◆ **Dataset**
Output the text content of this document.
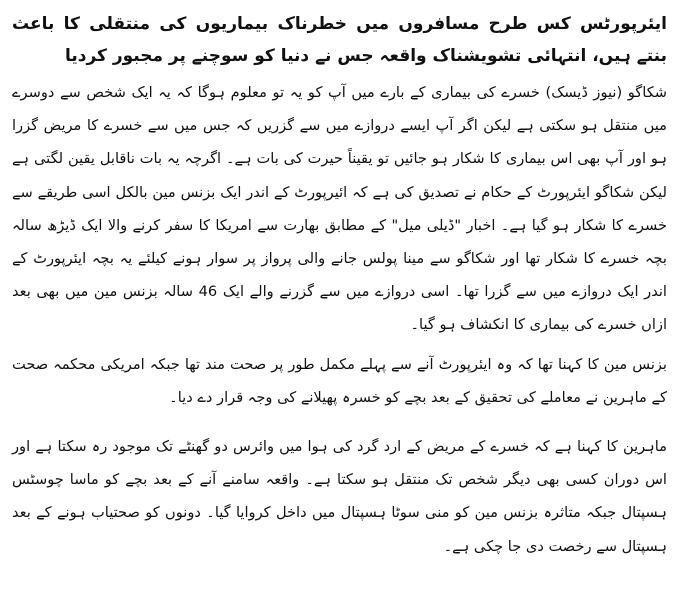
ایئرپورٹس کس طرح مسافروں میں خطرناک بیماریوں کی منتقلی کا باعث بنتے ہیں، انتہائی تشویشناک واقعہ جس نے دنیا کو سوچنے پر مجبور کردیا
شکاگو (نیوز ڈیسک) خسرے کی بیماری کے بارے میں آپ کو یہ تو معلوم ہوگا کہ یہ ایک شخص سے دوسرے میں منتقل ہو سکتی ہے لیکن اگر آپ ایسے دروازے میں سے گزریں کہ جس میں سے خسرے کا مریض گزرا ہو اور آپ بھی اس بیماری کا شکار ہو جائیں تو یقیناً حیرت کی بات ہے۔ اگرچہ یہ بات ناقابل یقین لگتی ہے لیکن شکاگو ایئرپورٹ کے حکام نے تصدیق کی ہے کہ ائیرپورٹ کے اندر ایک بزنس مین بالکل اسی طریقے سے خسرے کا شکار ہو گیا ہے۔ اخبار "ڈیلی میل" کے مطابق بھارت سے امریکا کا سفر کرنے والا ایک ڈیڑھ سالہ بچہ خسرے کا شکار تھا اور شکاگو سے مینا پولس جانے والی پرواز پر سوار ہونے کیلئے یہ بچہ ایئرپورٹ کے اندر ایک دروازے میں سے گزرا تھا۔ اسی دروازے میں سے گزرنے والے ایک 46 سالہ بزنس مین میں بھی بعد ازاں خسرے کی بیماری کا انکشاف ہو گیا۔
بزنس مین کا کہنا تھا کہ وہ ایئرپورٹ آنے سے پہلے مکمل طور پر صحت مند تھا جبکہ امریکی محکمہ صحت کے ماہرین نے معاملے کی تحقیق کے بعد بچے کو خسرہ پھیلانے کی وجہ قرار دے دیا۔
ماہرین کا کہنا ہے کہ خسرے کے مریض کے ارد گرد کی ہوا میں وائرس دو گھنٹے تک موجود رہ سکتا ہے اور اس دوران کسی بھی دیگر شخص تک منتقل ہو سکتا ہے۔ واقعہ سامنے آنے کے بعد بچے کو ماسا چوسٹس ہسپتال جبکہ متاثرہ بزنس مین کو منی سوٹا ہسپتال میں داخل کروایا گیا۔ دونوں کو صحتیاب ہونے کے بعد ہسپتال سے رخصت دی جا چکی ہے۔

◆ **Task to carry out**
Write every record out again exactly; no pictures belong in the copy.

◆ **Full answer**
Output the text content of this document.
ایئرپورٹس کس طرح مسافروں میں خطرناک بیماریوں کی منتقلی کا باعث بنتے ہیں، انتہائی تشویشناک واقعہ جس نے دنیا کو سوچنے پر مجبور کردیا
شکاگو (نیوز ڈیسک) خسرے کی بیماری کے بارے میں آپ کو یہ تو معلوم ہوگا کہ یہ ایک شخص سے دوسرے میں منتقل ہو سکتی ہے لیکن اگر آپ ایسے دروازے میں سے گزریں کہ جس میں سے خسرے کا مریض گزرا ہو اور آپ بھی اس بیماری کا شکار ہو جائیں تو یقیناً حیرت کی بات ہے۔ اگرچہ یہ بات ناقابل یقین لگتی ہے لیکن شکاگو ایئرپورٹ کے حکام نے تصدیق کی ہے کہ ائیرپورٹ کے اندر ایک بزنس مین بالکل اسی طریقے سے خسرے کا شکار ہو گیا ہے۔ اخبار "ڈیلی میل" کے مطابق بھارت سے امریکا کا سفر کرنے والا ایک ڈیڑھ سالہ بچہ خسرے کا شکار تھا اور شکاگو سے مینا پولس جانے والی پرواز پر سوار ہونے کیلئے یہ بچہ ایئرپورٹ کے اندر ایک دروازے میں سے گزرا تھا۔ اسی دروازے میں سے گزرنے والے ایک 46 سالہ بزنس مین میں بھی بعد ازاں خسرے کی بیماری کا انکشاف ہو گیا۔
بزنس مین کا کہنا تھا کہ وہ ایئرپورٹ آنے سے پہلے مکمل طور پر صحت مند تھا جبکہ امریکی محکمہ صحت کے ماہرین نے معاملے کی تحقیق کے بعد بچے کو خسرہ پھیلانے کی وجہ قرار دے دیا۔
ماہرین کا کہنا ہے کہ خسرے کے مریض کے ارد گرد کی ہوا میں وائرس دو گھنٹے تک موجود رہ سکتا ہے اور اس دوران کسی بھی دیگر شخص تک منتقل ہو سکتا ہے۔ واقعہ سامنے آنے کے بعد بچے کو ماسا چوسٹس ہسپتال جبکہ متاثرہ بزنس مین کو منی سوٹا ہسپتال میں داخل کروایا گیا۔ دونوں کو صحتیاب ہونے کے بعد ہسپتال سے رخصت دی جا چکی ہے۔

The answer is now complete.